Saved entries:
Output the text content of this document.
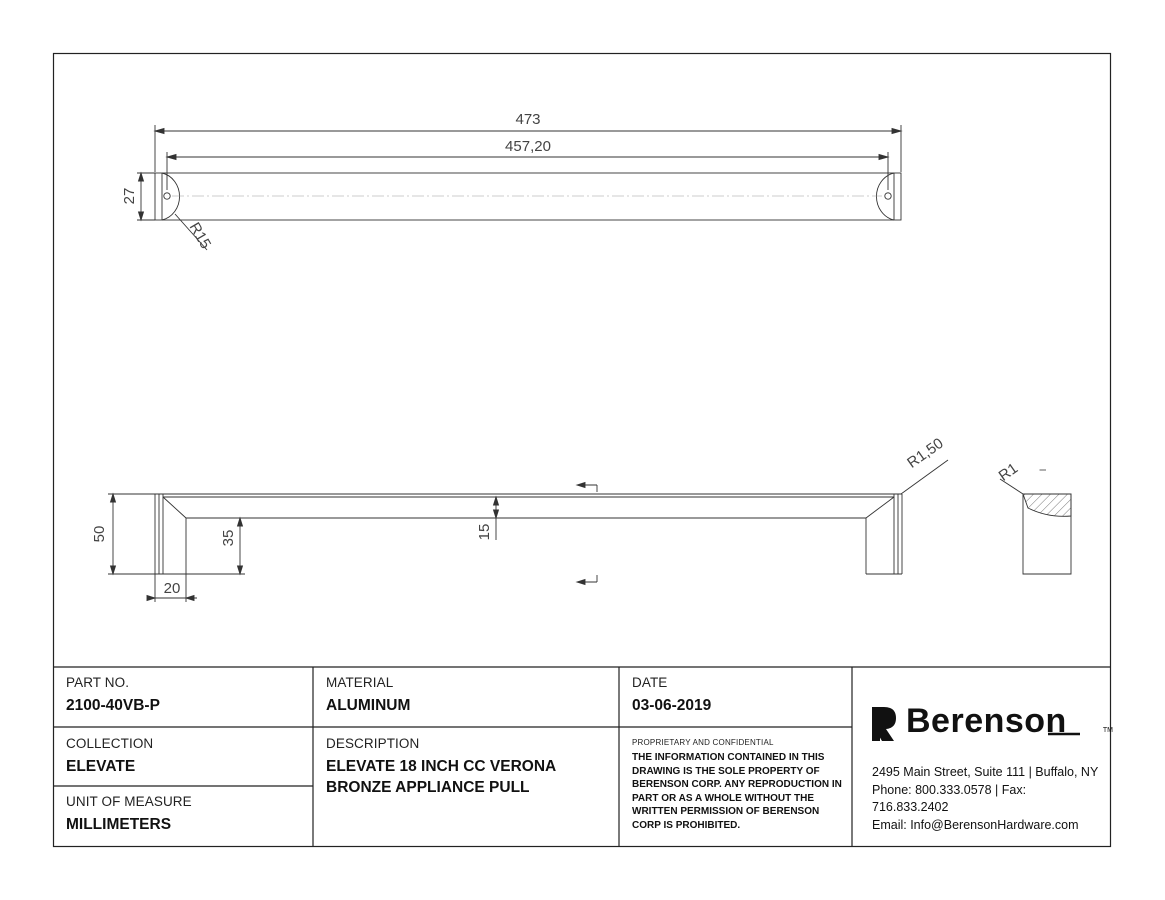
473
457,20
27
R15
50	35	15
20
R1,50
R1 I
PART NO.
2100-40VB-P
MATERIAL
ALUMINUM
DATE
03-06-2019
COLLECTION
ELEVATE
DESCRIPTION
ELEVATE 18 INCH CC VERONA BRONZE APPLIANCE PULL
UNIT OF MEASURE
MILLIMETERS
PROPRIETARY AND CONFIDENTIAL
THE INFORMATION CONTAINED IN THIS DRAWING IS THE SOLE PROPERTY OF BERENSON CORP. ANY REPRODUCTION IN PART OR AS A WHOLE WITHOUT THE WRITTEN PERMISSION OF BERENSON CORP IS PROHIBITED.
Berenson	TM
2495 Main Street, Suite 111 | Buffalo, NY
Phone: 800.333.0578 | Fax: 716.833.2402
Email: Info@BerensonHardware.com
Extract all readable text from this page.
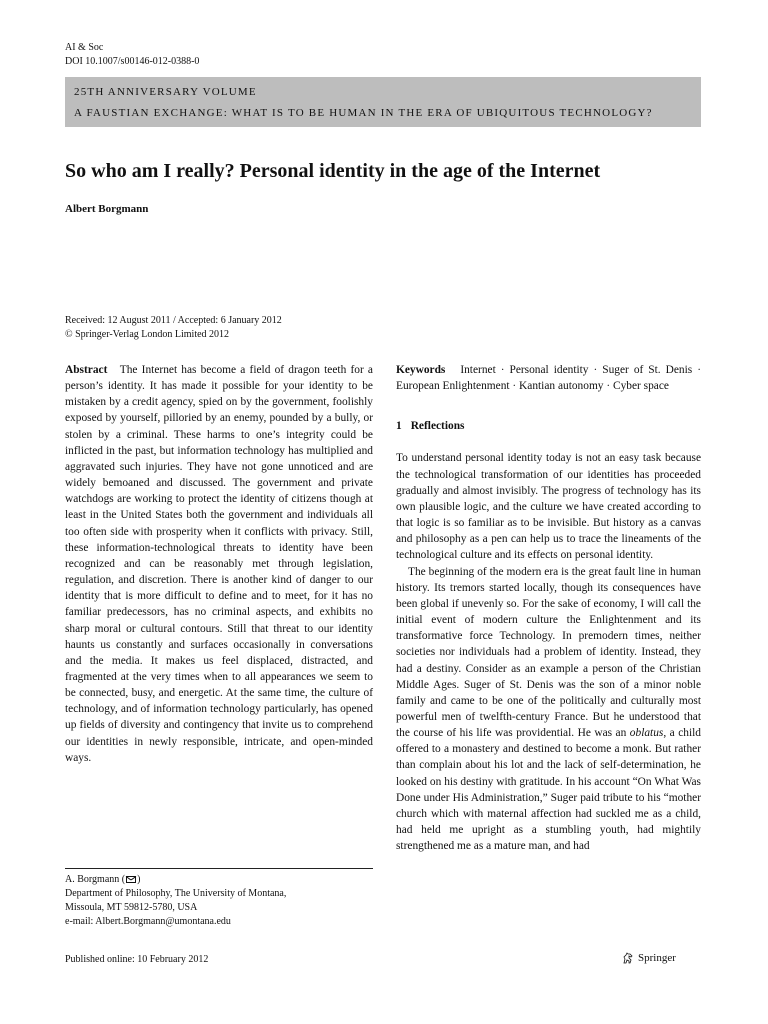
AI & Soc
DOI 10.1007/s00146-012-0388-0
25TH ANNIVERSARY VOLUME
A FAUSTIAN EXCHANGE: WHAT IS TO BE HUMAN IN THE ERA OF UBIQUITOUS TECHNOLOGY?
So who am I really? Personal identity in the age of the Internet
Albert Borgmann
Received: 12 August 2011 / Accepted: 6 January 2012
© Springer-Verlag London Limited 2012

Abstract The Internet has become a field of dragon teeth for a person’s identity. It has made it possible for your identity to be mistaken by a credit agency, spied on by the government, foolishly exposed by yourself, pilloried by an enemy, pounded by a bully, or stolen by a criminal. These harms to one’s integrity could be inflicted in the past, but information technology has multiplied and aggravated such injuries. They have not gone unnoticed and are widely bemoaned and discussed. The government and private watchdogs are working to protect the identity of citizens though at least in the United States both the government and individuals all too often side with prosperity when it conflicts with privacy. Still, these information-technological threats to identity have been recognized and can be reasonably met through legislation, regulation, and discretion. There is another kind of danger to our identity that is more difficult to define and to meet, for it has no familiar predecessors, has no criminal aspects, and exhibits no sharp moral or cultural contours. Still that threat to our identity haunts us constantly and surfaces occasionally in conversations and the media. It makes us feel displaced, distracted, and fragmented at the very times when to all appearances we seem to be connected, busy, and energetic. At the same time, the culture of technology, and of information technology particularly, has opened up fields of diversity and contingency that invite us to comprehend our identities in newly responsible, intricate, and open-minded ways.

Keywords Internet · Personal identity · Suger of St. Denis · European Enlightenment · Kantian autonomy · Cyber space

1 Reflections

To understand personal identity today is not an easy task because the technological transformation of our identities has proceeded gradually and almost invisibly. The progress of technology has its own plausible logic, and the culture we have created according to that logic is so familiar as to be invisible. But history as a canvas and philosophy as a pen can help us to trace the lineaments of the technological culture and its effects on personal identity.

The beginning of the modern era is the great fault line in human history. Its tremors started locally, though its consequences have been global if unevenly so. For the sake of economy, I will call the initial event of modern culture the Enlightenment and its transformative force Technology. In premodern times, neither societies nor individuals had a problem of identity. Instead, they had a destiny. Consider as an example a person of the Christian Middle Ages. Suger of St. Denis was the son of a minor noble family and came to be one of the politically and culturally most powerful men of twelfth-century France. But he understood that the course of his life was providential. He was an oblatus, a child offered to a monastery and destined to become a monk. But rather than complain about his lot and the lack of self-determination, he looked on his destiny with gratitude. In his account “On What Was Done under His Administration,” Suger paid tribute to his “mother church which with maternal affection had suckled me as a child, had held me upright as a stumbling youth, had mightily strengthened me as a mature man, and had

A. Borgmann ( )
Department of Philosophy, The University of Montana,
Missoula, MT 59812-5780, USA
e-mail: Albert.Borgmann@umontana.edu
Published online: 10 February 2012	Springer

• **EXERCISE AIM**: Pull out the lines above in which the word "Albert" appears.

• **TASK ANSWER**:
Albert Borgmann
e-mail: Albert.Borgmann@umontana.edu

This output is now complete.